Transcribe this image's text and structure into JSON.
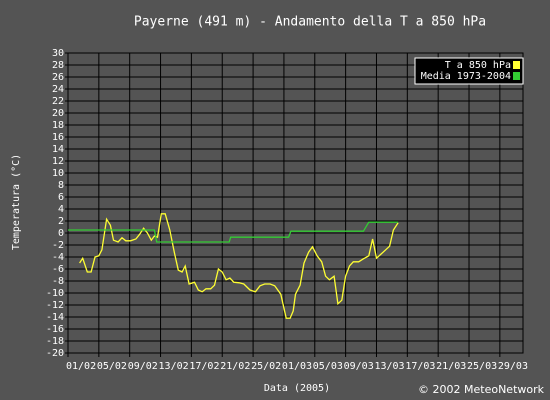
{
  "chart_data": {
    "type": "line",
    "title": "Payerne (491 m) - Andamento della T a 850 hPa",
    "x_label": "Data (2005)",
    "y_label": "Temperatura (°C)",
    "credit": "© 2002 MeteoNetwork",
    "xlim": [
      0,
      59
    ],
    "xticks": [
      {
        "value": 0,
        "label": "01/02"
      },
      {
        "value": 4,
        "label": "05/02"
      },
      {
        "value": 8,
        "label": "09/02"
      },
      {
        "value": 12,
        "label": "13/02"
      },
      {
        "value": 16,
        "label": "17/02"
      },
      {
        "value": 20,
        "label": "21/02"
      },
      {
        "value": 24,
        "label": "25/02"
      },
      {
        "value": 28,
        "label": "01/03"
      },
      {
        "value": 32,
        "label": "05/03"
      },
      {
        "value": 36,
        "label": "09/03"
      },
      {
        "value": 40,
        "label": "13/03"
      },
      {
        "value": 44,
        "label": "17/03"
      },
      {
        "value": 48,
        "label": "21/03"
      },
      {
        "value": 52,
        "label": "25/03"
      },
      {
        "value": 56,
        "label": "29/03"
      }
    ],
    "ylim": [
      -20,
      30
    ],
    "yticks": [
      -20,
      -18,
      -16,
      -14,
      -12,
      -10,
      -8,
      -6,
      -4,
      -2,
      0,
      2,
      4,
      6,
      8,
      10,
      12,
      14,
      16,
      18,
      20,
      22,
      24,
      26,
      28,
      30
    ],
    "grid": true,
    "legend": "top-right",
    "series": [
      {
        "name": "T a 850 hPa",
        "color": "#ffff33",
        "x": [
          1.5,
          1.9,
          2.5,
          3.0,
          3.5,
          4.0,
          4.4,
          5.0,
          5.5,
          5.9,
          6.5,
          7.0,
          7.5,
          8.1,
          8.8,
          9.3,
          9.8,
          10.3,
          10.8,
          11.2,
          11.6,
          12.1,
          12.6,
          13.2,
          13.8,
          14.3,
          14.8,
          15.2,
          15.7,
          16.4,
          16.9,
          17.4,
          17.9,
          18.5,
          19.0,
          19.5,
          20.0,
          20.5,
          21.0,
          21.5,
          22.2,
          22.8,
          23.6,
          24.3,
          24.9,
          25.5,
          26.2,
          26.8,
          27.6,
          28.3,
          28.8,
          29.2,
          29.5,
          30.1,
          30.6,
          31.2,
          31.7,
          32.3,
          32.9,
          33.4,
          33.9,
          34.5,
          35.0,
          35.5,
          36.0,
          36.5,
          37.0,
          37.7,
          38.3,
          39.0,
          39.5,
          40.0,
          40.6,
          41.2,
          41.7,
          42.2,
          42.8
        ],
        "values": [
          -5,
          -4.2,
          -6.5,
          -6.5,
          -4,
          -3.8,
          -2.8,
          2.3,
          1.3,
          -1.2,
          -1.5,
          -0.8,
          -1.3,
          -1.3,
          -1,
          -0.2,
          0.8,
          0,
          -1.2,
          -0.5,
          -0.7,
          3.2,
          3.2,
          0.5,
          -3.3,
          -6.2,
          -6.5,
          -5.5,
          -8.5,
          -8.2,
          -9.5,
          -9.8,
          -9.3,
          -9.3,
          -8.7,
          -6,
          -6.5,
          -7.8,
          -7.5,
          -8.2,
          -8.3,
          -8.5,
          -9.5,
          -9.8,
          -8.8,
          -8.5,
          -8.5,
          -8.8,
          -10.2,
          -14.2,
          -14.2,
          -13,
          -10.2,
          -8.7,
          -5,
          -3.2,
          -2.3,
          -3.8,
          -4.8,
          -7.2,
          -7.8,
          -7.2,
          -11.8,
          -11.2,
          -7.2,
          -5.5,
          -4.8,
          -4.8,
          -4.3,
          -3.8,
          -1,
          -4.2,
          -3.5,
          -2.8,
          -2.2,
          0.5,
          1.7
        ]
      },
      {
        "name": "Media 1973-2004",
        "color": "#33cc33",
        "x": [
          0,
          11.2,
          11.5,
          20.9,
          21.1,
          28.6,
          28.9,
          38.3,
          39.0,
          42.8
        ],
        "values": [
          0.5,
          0.5,
          -1.5,
          -1.5,
          -0.7,
          -0.7,
          0.3,
          0.3,
          1.8,
          1.8
        ]
      }
    ]
  }
}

======

Copy each line of the records precisely and drop any images they hold.

» **CORRECT ANSWER**:
Transcribe this image's text and structure into JSON.
{
  "chart_data": {
    "type": "line",
    "title": "Payerne (491 m) - Andamento della T a 850 hPa",
    "x_label": "Data (2005)",
    "y_label": "Temperatura (°C)",
    "credit": "© 2002 MeteoNetwork",
    "xlim": [
      0,
      59
    ],
    "xticks": [
      {
        "value": 0,
        "label": "01/02"
      },
      {
        "value": 4,
        "label": "05/02"
      },
      {
        "value": 8,
        "label": "09/02"
      },
      {
        "value": 12,
        "label": "13/02"
      },
      {
        "value": 16,
        "label": "17/02"
      },
      {
        "value": 20,
        "label": "21/02"
      },
      {
        "value": 24,
        "label": "25/02"
      },
      {
        "value": 28,
        "label": "01/03"
      },
      {
        "value": 32,
        "label": "05/03"
      },
      {
        "value": 36,
        "label": "09/03"
      },
      {
        "value": 40,
        "label": "13/03"
      },
      {
        "value": 44,
        "label": "17/03"
      },
      {
        "value": 48,
        "label": "21/03"
      },
      {
        "value": 52,
        "label": "25/03"
      },
      {
        "value": 56,
        "label": "29/03"
      }
    ],
    "ylim": [
      -20,
      30
    ],
    "yticks": [
      -20,
      -18,
      -16,
      -14,
      -12,
      -10,
      -8,
      -6,
      -4,
      -2,
      0,
      2,
      4,
      6,
      8,
      10,
      12,
      14,
      16,
      18,
      20,
      22,
      24,
      26,
      28,
      30
    ],
    "grid": true,
    "legend": "top-right",
    "series": [
      {
        "name": "T a 850 hPa",
        "color": "#ffff33",
        "x": [
          1.5,
          1.9,
          2.5,
          3.0,
          3.5,
          4.0,
          4.4,
          5.0,
          5.5,
          5.9,
          6.5,
          7.0,
          7.5,
          8.1,
          8.8,
          9.3,
          9.8,
          10.3,
          10.8,
          11.2,
          11.6,
          12.1,
          12.6,
          13.2,
          13.8,
          14.3,
          14.8,
          15.2,
          15.7,
          16.4,
          16.9,
          17.4,
          17.9,
          18.5,
          19.0,
          19.5,
          20.0,
          20.5,
          21.0,
          21.5,
          22.2,
          22.8,
          23.6,
          24.3,
          24.9,
          25.5,
          26.2,
          26.8,
          27.6,
          28.3,
          28.8,
          29.2,
          29.5,
          30.1,
          30.6,
          31.2,
          31.7,
          32.3,
          32.9,
          33.4,
          33.9,
          34.5,
          35.0,
          35.5,
          36.0,
          36.5,
          37.0,
          37.7,
          38.3,
          39.0,
          39.5,
          40.0,
          40.6,
          41.2,
          41.7,
          42.2,
          42.8
        ],
        "values": [
          -5,
          -4.2,
          -6.5,
          -6.5,
          -4,
          -3.8,
          -2.8,
          2.3,
          1.3,
          -1.2,
          -1.5,
          -0.8,
          -1.3,
          -1.3,
          -1,
          -0.2,
          0.8,
          0,
          -1.2,
          -0.5,
          -0.7,
          3.2,
          3.2,
          0.5,
          -3.3,
          -6.2,
          -6.5,
          -5.5,
          -8.5,
          -8.2,
          -9.5,
          -9.8,
          -9.3,
          -9.3,
          -8.7,
          -6,
          -6.5,
          -7.8,
          -7.5,
          -8.2,
          -8.3,
          -8.5,
          -9.5,
          -9.8,
          -8.8,
          -8.5,
          -8.5,
          -8.8,
          -10.2,
          -14.2,
          -14.2,
          -13,
          -10.2,
          -8.7,
          -5,
          -3.2,
          -2.3,
          -3.8,
          -4.8,
          -7.2,
          -7.8,
          -7.2,
          -11.8,
          -11.2,
          -7.2,
          -5.5,
          -4.8,
          -4.8,
          -4.3,
          -3.8,
          -1,
          -4.2,
          -3.5,
          -2.8,
          -2.2,
          0.5,
          1.7
        ]
      },
      {
        "name": "Media 1973-2004",
        "color": "#33cc33",
        "x": [
          0,
          11.2,
          11.5,
          20.9,
          21.1,
          28.6,
          28.9,
          38.3,
          39.0,
          42.8
        ],
        "values": [
          0.5,
          0.5,
          -1.5,
          -1.5,
          -0.7,
          -0.7,
          0.3,
          0.3,
          1.8,
          1.8
        ]
      }
    ]
  }
}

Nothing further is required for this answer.